YOUR GOAL:
Review the lines that follow and copy each one that contains the word "much".

DATA SHOWN:
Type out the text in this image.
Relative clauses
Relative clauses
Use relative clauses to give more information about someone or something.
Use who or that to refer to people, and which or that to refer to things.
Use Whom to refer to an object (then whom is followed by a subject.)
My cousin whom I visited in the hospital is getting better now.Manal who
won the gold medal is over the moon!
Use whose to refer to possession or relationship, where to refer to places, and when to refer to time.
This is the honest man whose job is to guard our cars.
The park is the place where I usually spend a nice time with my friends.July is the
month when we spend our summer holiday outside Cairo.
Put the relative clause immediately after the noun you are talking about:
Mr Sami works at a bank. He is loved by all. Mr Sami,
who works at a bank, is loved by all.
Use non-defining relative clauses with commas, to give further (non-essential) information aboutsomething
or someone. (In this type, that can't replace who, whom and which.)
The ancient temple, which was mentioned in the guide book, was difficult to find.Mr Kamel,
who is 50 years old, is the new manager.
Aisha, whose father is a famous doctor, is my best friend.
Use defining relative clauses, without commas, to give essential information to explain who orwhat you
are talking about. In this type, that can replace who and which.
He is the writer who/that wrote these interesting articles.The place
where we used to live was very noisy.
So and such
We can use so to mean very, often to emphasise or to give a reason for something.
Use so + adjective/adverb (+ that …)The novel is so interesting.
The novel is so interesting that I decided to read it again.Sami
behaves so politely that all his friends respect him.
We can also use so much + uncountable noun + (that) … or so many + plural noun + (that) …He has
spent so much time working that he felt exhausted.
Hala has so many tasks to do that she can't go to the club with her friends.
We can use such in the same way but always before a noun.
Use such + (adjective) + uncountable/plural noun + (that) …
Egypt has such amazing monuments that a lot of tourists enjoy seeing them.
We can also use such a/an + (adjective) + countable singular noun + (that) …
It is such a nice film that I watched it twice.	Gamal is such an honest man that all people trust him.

CORRECT ANSWER:
We can also use so much + uncountable noun + (that) … or so many + plural noun + (that) …He has
spent so much time working that he felt exhausted.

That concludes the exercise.